§ **THE REQUEST**
Tally every line featuring "Kellerklub", then give that tally alone.

◆ ◆ ◆ ◆ ◆ ◆ ◆

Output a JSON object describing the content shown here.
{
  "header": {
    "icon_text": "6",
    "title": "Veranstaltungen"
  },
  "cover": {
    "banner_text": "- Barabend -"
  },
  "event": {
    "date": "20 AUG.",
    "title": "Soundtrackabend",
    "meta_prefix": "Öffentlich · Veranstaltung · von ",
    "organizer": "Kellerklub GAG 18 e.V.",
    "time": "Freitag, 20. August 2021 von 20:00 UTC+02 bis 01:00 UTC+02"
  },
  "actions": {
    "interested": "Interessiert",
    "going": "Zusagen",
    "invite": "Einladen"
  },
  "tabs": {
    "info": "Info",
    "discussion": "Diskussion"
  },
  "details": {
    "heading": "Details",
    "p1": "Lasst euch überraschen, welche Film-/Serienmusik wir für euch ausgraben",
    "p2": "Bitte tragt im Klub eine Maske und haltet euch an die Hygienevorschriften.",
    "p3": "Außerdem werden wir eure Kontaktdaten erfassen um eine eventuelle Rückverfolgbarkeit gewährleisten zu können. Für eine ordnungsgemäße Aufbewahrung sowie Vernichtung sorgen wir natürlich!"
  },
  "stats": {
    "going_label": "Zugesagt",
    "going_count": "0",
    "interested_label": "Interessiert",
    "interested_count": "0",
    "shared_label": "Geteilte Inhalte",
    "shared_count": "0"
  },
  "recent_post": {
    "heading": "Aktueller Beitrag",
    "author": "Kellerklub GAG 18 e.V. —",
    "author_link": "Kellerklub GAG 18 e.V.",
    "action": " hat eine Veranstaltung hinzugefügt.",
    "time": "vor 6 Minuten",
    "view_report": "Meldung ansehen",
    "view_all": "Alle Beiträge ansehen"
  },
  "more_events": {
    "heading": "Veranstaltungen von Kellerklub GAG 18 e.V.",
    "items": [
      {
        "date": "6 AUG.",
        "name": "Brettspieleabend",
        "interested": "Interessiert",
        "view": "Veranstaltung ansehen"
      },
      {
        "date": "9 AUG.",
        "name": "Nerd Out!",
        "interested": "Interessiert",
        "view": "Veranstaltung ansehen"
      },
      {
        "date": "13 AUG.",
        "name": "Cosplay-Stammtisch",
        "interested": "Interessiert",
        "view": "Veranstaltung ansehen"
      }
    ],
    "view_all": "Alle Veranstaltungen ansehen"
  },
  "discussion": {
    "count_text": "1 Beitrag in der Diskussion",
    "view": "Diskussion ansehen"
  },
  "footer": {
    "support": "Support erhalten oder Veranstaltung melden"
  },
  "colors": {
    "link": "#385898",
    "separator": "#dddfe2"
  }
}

◆ ◆ ◆ ◆ ◆ ◆ ◆

§ **RESULT OF THE EXERCISE**
4